=== What to do ===
Every entry needs to be printed exactly, please.

=== Data for this exercise ===
◇ ◇ ◇ ◇ ◇ ◇ ◇

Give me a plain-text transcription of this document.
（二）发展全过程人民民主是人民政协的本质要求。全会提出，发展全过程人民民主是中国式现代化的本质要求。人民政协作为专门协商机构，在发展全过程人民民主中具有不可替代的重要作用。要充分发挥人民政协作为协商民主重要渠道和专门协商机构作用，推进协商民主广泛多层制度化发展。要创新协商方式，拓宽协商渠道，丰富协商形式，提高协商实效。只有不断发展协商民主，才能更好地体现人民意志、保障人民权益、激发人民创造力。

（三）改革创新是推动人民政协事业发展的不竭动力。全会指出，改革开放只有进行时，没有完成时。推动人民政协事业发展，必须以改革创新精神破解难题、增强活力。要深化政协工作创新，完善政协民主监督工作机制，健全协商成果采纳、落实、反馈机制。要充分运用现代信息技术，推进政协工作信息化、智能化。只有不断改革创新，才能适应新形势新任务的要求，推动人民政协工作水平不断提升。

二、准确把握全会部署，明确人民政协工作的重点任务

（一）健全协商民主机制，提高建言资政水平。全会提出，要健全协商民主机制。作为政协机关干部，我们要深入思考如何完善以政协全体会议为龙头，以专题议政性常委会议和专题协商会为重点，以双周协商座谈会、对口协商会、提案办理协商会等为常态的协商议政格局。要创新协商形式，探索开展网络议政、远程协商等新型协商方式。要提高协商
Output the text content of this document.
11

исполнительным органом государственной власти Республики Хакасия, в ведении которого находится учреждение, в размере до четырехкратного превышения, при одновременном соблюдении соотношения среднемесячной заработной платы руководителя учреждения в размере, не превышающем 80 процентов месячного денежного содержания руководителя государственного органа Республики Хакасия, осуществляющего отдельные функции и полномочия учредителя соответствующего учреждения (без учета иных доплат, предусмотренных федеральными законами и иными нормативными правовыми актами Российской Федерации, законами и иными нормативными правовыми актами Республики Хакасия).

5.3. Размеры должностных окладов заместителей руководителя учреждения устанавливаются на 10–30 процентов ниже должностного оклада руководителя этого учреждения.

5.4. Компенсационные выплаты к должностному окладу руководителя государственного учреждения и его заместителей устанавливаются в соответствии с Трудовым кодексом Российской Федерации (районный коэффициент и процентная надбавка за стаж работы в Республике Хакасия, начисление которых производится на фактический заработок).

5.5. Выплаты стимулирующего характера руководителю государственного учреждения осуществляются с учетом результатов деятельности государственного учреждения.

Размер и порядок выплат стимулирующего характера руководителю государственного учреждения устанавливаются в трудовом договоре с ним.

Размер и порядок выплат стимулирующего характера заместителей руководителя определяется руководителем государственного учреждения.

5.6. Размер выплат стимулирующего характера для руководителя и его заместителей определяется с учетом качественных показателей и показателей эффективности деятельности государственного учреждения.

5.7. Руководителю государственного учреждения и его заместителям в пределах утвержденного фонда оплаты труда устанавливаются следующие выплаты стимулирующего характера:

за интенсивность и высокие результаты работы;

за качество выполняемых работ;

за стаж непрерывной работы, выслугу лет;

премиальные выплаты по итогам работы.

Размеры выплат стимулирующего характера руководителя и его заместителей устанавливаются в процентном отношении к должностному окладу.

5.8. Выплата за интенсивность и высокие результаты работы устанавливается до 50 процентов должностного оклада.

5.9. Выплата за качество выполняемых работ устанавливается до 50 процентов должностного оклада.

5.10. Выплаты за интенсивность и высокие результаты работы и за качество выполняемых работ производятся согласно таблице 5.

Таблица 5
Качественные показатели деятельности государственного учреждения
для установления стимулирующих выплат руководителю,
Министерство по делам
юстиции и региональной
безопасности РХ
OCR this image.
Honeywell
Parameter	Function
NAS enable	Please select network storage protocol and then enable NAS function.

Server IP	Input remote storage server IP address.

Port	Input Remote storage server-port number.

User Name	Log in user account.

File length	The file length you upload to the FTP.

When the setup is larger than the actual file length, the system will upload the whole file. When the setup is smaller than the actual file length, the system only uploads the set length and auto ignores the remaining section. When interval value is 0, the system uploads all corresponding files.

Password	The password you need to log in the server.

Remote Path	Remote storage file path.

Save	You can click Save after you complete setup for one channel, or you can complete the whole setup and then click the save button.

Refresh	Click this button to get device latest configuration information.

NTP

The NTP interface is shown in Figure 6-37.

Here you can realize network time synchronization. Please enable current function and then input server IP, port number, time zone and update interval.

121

◇ ◇ ◇ ◇ ◇ ◇ ◇

=== Exercise solution ===
Give me a plain-text transcription of this document.
（二）发展全过程人民民主是人民政协的本质要求。全会提出，发展全过程人民民主是中国式现代化的本质要求。人民政协作为专门协商机构，在发展全过程人民民主中具有不可替代的重要作用。要充分发挥人民政协作为协商民主重要渠道和专门协商机构作用，推进协商民主广泛多层制度化发展。要创新协商方式，拓宽协商渠道，丰富协商形式，提高协商实效。只有不断发展协商民主，才能更好地体现人民意志、保障人民权益、激发人民创造力。

（三）改革创新是推动人民政协事业发展的不竭动力。全会指出，改革开放只有进行时，没有完成时。推动人民政协事业发展，必须以改革创新精神破解难题、增强活力。要深化政协工作创新，完善政协民主监督工作机制，健全协商成果采纳、落实、反馈机制。要充分运用现代信息技术，推进政协工作信息化、智能化。只有不断改革创新，才能适应新形势新任务的要求，推动人民政协工作水平不断提升。

二、准确把握全会部署，明确人民政协工作的重点任务

（一）健全协商民主机制，提高建言资政水平。全会提出，要健全协商民主机制。作为政协机关干部，我们要深入思考如何完善以政协全体会议为龙头，以专题议政性常委会议和专题协商会为重点，以双周协商座谈会、对口协商会、提案办理协商会等为常态的协商议政格局。要创新协商形式，探索开展网络议政、远程协商等新型协商方式。要提高协商
Output the text content of this document.
11

исполнительным органом государственной власти Республики Хакасия, в ведении которого находится учреждение, в размере до четырехкратного превышения, при одновременном соблюдении соотношения среднемесячной заработной платы руководителя учреждения в размере, не превышающем 80 процентов месячного денежного содержания руководителя государственного органа Республики Хакасия, осуществляющего отдельные функции и полномочия учредителя соответствующего учреждения (без учета иных доплат, предусмотренных федеральными законами и иными нормативными правовыми актами Российской Федерации, законами и иными нормативными правовыми актами Республики Хакасия).

5.3. Размеры должностных окладов заместителей руководителя учреждения устанавливаются на 10–30 процентов ниже должностного оклада руководителя этого учреждения.

5.4. Компенсационные выплаты к должностному окладу руководителя государственного учреждения и его заместителей устанавливаются в соответствии с Трудовым кодексом Российской Федерации (районный коэффициент и процентная надбавка за стаж работы в Республике Хакасия, начисление которых производится на фактический заработок).

5.5. Выплаты стимулирующего характера руководителю государственного учреждения осуществляются с учетом результатов деятельности государственного учреждения.

Размер и порядок выплат стимулирующего характера руководителю государственного учреждения устанавливаются в трудовом договоре с ним.

Размер и порядок выплат стимулирующего характера заместителей руководителя определяется руководителем государственного учреждения.

5.6. Размер выплат стимулирующего характера для руководителя и его заместителей определяется с учетом качественных показателей и показателей эффективности деятельности государственного учреждения.

5.7. Руководителю государственного учреждения и его заместителям в пределах утвержденного фонда оплаты труда устанавливаются следующие выплаты стимулирующего характера:

за интенсивность и высокие результаты работы;

за качество выполняемых работ;

за стаж непрерывной работы, выслугу лет;

премиальные выплаты по итогам работы.

Размеры выплат стимулирующего характера руководителя и его заместителей устанавливаются в процентном отношении к должностному окладу.

5.8. Выплата за интенсивность и высокие результаты работы устанавливается до 50 процентов должностного оклада.

5.9. Выплата за качество выполняемых работ устанавливается до 50 процентов должностного оклада.

5.10. Выплаты за интенсивность и высокие результаты работы и за качество выполняемых работ производятся согласно таблице 5.

Таблица 5
Качественные показатели деятельности государственного учреждения
для установления стимулирующих выплат руководителю,
Министерство по делам
юстиции и региональной
безопасности РХ
OCR this image.
Honeywell
Parameter	Function
NAS enable	Please select network storage protocol and then enable NAS function.

Server IP	Input remote storage server IP address.

Port	Input Remote storage server-port number.

User Name	Log in user account.

File length	The file length you upload to the FTP.

When the setup is larger than the actual file length, the system will upload the whole file. When the setup is smaller than the actual file length, the system only uploads the set length and auto ignores the remaining section. When interval value is 0, the system uploads all corresponding files.

Password	The password you need to log in the server.

Remote Path	Remote storage file path.

Save	You can click Save after you complete setup for one channel, or you can complete the whole setup and then click the save button.

Refresh	Click this button to get device latest configuration information.

NTP

The NTP interface is shown in Figure 6-37.

Here you can realize network time synchronization. Please enable current function and then input server IP, port number, time zone and update interval.

121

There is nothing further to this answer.